Records from a collection
########
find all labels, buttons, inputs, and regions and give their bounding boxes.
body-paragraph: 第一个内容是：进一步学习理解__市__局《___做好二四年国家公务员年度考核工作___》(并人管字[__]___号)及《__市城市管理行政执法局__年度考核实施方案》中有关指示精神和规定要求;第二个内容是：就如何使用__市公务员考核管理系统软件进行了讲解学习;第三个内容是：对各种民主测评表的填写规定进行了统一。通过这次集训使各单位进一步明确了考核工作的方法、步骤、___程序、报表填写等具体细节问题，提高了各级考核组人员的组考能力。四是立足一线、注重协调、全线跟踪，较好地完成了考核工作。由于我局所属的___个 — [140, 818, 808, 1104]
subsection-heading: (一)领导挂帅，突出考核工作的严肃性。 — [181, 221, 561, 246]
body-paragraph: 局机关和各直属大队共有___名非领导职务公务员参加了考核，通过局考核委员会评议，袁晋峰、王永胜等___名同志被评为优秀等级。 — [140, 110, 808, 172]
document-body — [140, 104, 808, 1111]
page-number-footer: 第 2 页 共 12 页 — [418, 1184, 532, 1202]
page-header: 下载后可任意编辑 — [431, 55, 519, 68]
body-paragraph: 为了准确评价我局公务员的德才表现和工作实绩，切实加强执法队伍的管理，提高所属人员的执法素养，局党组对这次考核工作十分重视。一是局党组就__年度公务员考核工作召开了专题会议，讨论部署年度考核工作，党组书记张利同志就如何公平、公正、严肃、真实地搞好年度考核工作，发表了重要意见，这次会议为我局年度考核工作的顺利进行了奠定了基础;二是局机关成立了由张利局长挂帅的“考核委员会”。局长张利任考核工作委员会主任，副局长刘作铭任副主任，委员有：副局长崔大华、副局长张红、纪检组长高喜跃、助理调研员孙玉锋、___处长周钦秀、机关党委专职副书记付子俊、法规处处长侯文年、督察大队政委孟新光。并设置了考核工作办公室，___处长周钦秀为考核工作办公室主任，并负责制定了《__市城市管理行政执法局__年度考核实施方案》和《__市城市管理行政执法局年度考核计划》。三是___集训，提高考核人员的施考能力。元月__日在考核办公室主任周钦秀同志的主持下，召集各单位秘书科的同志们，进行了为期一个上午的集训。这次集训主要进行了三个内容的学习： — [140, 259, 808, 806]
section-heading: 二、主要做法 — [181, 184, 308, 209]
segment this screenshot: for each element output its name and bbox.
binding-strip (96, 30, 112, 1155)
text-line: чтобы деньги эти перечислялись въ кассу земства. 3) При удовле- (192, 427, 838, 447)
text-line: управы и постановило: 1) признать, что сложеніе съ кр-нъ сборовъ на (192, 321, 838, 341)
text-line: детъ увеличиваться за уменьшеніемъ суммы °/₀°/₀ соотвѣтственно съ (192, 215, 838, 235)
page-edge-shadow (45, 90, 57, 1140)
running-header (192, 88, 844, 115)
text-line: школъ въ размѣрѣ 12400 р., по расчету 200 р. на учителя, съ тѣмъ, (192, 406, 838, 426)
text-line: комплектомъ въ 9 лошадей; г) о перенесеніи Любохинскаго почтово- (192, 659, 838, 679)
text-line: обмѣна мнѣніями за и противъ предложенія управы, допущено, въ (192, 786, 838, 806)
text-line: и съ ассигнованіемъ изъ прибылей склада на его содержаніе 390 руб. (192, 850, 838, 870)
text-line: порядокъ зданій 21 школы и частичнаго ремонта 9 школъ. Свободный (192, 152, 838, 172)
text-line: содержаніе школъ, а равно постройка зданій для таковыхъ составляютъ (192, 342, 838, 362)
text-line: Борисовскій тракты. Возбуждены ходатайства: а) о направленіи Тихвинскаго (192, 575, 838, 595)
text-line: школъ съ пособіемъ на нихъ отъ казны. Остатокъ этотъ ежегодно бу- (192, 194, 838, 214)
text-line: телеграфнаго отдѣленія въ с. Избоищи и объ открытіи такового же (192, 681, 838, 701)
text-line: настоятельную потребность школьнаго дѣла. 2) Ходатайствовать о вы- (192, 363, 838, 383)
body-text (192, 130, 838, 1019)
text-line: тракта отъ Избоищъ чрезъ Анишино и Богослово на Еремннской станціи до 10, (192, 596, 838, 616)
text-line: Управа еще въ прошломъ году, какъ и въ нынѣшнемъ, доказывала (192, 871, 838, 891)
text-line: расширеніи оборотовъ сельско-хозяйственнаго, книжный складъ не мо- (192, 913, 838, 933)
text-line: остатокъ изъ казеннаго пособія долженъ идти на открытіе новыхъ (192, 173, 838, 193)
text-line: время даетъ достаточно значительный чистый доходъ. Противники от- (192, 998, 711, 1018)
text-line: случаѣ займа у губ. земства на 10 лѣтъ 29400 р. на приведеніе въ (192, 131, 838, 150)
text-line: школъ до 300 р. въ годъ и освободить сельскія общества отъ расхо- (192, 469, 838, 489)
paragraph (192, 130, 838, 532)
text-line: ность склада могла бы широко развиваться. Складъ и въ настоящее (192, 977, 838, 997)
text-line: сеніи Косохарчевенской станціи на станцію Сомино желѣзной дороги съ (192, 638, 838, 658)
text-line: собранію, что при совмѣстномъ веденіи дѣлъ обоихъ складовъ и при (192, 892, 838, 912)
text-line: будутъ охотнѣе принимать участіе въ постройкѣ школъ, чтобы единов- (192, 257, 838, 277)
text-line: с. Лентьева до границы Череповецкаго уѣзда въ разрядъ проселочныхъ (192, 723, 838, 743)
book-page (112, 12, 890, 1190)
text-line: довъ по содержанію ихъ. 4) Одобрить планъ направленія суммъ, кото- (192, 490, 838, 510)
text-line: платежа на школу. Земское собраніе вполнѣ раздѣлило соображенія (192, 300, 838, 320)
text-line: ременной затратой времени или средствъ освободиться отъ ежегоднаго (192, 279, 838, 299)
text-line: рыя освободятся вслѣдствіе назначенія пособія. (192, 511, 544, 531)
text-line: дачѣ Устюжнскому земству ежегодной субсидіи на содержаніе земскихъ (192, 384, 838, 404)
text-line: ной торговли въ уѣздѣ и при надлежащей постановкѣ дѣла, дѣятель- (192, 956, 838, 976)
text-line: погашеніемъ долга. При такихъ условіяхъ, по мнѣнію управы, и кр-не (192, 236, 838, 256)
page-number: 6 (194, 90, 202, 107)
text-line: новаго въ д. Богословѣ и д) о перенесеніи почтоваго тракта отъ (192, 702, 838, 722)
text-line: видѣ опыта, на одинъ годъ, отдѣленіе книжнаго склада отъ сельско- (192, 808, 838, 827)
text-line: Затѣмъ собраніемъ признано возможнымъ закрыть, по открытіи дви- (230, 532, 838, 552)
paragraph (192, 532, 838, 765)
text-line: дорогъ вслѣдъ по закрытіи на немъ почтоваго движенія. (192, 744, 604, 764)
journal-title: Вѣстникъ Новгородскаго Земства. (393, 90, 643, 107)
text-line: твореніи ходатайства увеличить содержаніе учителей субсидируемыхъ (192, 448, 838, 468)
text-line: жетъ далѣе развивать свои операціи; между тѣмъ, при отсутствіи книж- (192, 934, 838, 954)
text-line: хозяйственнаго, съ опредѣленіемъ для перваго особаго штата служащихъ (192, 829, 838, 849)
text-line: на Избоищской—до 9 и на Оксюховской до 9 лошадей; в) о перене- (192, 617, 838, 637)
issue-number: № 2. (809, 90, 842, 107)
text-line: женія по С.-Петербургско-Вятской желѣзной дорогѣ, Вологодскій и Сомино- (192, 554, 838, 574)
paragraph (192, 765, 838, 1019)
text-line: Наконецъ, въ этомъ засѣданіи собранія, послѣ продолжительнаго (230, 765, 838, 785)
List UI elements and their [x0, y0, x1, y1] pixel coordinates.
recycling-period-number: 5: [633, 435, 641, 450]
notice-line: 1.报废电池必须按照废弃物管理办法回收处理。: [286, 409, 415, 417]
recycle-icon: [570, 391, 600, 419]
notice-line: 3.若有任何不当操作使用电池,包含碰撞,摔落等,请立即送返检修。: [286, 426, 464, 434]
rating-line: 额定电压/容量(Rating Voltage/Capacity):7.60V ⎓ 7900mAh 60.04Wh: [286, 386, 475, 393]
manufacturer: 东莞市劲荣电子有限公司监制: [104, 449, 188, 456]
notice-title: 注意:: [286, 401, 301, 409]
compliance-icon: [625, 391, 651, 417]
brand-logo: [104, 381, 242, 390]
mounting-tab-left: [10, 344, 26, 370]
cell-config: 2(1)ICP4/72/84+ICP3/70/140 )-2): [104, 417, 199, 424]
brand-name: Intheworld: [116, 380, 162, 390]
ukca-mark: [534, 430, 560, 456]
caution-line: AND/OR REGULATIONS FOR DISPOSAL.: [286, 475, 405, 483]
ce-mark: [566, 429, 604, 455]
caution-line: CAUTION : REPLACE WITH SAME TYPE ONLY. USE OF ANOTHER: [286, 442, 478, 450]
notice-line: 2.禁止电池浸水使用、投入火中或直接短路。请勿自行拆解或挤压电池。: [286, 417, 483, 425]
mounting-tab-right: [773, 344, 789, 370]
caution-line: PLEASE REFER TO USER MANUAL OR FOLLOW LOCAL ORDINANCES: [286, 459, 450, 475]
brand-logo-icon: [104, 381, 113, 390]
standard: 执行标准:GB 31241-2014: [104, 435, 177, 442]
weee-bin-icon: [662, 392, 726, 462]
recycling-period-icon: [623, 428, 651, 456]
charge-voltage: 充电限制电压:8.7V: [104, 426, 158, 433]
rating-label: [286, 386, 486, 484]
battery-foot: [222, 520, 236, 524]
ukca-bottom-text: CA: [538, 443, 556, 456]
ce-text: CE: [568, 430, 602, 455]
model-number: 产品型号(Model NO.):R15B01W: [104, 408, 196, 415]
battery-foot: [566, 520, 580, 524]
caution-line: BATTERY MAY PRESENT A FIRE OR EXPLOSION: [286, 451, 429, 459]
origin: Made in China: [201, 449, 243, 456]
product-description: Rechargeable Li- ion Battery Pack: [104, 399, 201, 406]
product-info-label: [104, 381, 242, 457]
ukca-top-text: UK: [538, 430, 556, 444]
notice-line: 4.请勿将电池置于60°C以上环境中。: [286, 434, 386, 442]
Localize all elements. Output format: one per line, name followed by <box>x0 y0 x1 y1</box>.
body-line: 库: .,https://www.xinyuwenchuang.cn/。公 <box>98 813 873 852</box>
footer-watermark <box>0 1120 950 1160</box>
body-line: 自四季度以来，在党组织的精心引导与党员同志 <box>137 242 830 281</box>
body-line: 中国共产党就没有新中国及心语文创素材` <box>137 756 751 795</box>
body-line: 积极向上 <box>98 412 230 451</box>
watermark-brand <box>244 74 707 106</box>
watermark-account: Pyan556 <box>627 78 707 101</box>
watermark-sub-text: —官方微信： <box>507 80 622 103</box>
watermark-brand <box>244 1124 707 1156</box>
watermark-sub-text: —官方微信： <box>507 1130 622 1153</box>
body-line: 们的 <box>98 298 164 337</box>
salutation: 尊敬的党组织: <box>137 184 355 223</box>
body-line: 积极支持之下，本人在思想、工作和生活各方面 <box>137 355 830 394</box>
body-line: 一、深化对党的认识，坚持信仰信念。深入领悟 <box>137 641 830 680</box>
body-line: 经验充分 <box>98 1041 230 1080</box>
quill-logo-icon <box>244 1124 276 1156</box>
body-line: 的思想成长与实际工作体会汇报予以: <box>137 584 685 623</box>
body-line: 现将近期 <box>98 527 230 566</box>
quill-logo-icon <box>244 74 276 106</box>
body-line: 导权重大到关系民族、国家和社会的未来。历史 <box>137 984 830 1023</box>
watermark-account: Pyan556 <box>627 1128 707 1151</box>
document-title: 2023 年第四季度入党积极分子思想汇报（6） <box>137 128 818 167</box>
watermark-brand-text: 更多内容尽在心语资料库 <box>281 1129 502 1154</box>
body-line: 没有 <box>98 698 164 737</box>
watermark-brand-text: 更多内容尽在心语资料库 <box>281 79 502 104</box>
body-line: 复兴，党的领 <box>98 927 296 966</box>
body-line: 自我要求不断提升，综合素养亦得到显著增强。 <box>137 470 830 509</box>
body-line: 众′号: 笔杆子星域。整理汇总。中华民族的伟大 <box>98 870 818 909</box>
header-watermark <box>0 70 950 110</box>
########
**Prompt:** Report each line of the material that contains the string "logo". Case counts.

**Answer to the problem:**
brand-logo: [104, 381, 242, 390]
brand-logo-icon: [104, 381, 113, 390]
quill-logo-icon <box>244 1124 276 1156</box>
quill-logo-icon <box>244 74 276 106</box>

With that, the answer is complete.